**THE RECORDS:**
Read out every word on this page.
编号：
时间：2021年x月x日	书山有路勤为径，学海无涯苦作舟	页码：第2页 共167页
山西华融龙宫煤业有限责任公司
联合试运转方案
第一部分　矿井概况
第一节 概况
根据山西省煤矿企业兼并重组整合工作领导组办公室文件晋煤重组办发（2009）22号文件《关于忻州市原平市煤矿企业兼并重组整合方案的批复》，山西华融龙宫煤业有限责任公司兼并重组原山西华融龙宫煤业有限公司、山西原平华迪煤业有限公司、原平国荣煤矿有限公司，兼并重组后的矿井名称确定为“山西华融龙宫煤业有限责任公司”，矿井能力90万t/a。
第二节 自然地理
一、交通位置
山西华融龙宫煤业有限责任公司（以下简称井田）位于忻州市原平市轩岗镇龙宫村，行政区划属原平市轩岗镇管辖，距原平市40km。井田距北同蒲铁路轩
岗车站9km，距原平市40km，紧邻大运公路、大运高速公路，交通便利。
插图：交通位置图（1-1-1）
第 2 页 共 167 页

**DIRECTIONS:**
Gather from the data above every line with the string "山西华融龙宫煤业有限责任公司".

**FINAL RESULT:**
山西华融龙宫煤业有限责任公司
根据山西省煤矿企业兼并重组整合工作领导组办公室文件晋煤重组办发（2009）22号文件《关于忻州市原平市煤矿企业兼并重组整合方案的批复》，山西华融龙宫煤业有限责任公司兼并重组原山西华融龙宫煤业有限公司、山西原平华迪煤业有限公司、原平国荣煤矿有限公司，兼并重组后的矿井名称确定为“山西华融龙宫煤业有限责任公司”，矿井能力90万t/a。
山西华融龙宫煤业有限责任公司（以下简称井田）位于忻州市原平市轩岗镇龙宫村，行政区划属原平市轩岗镇管辖，距原平市40km。井田距北同蒲铁路轩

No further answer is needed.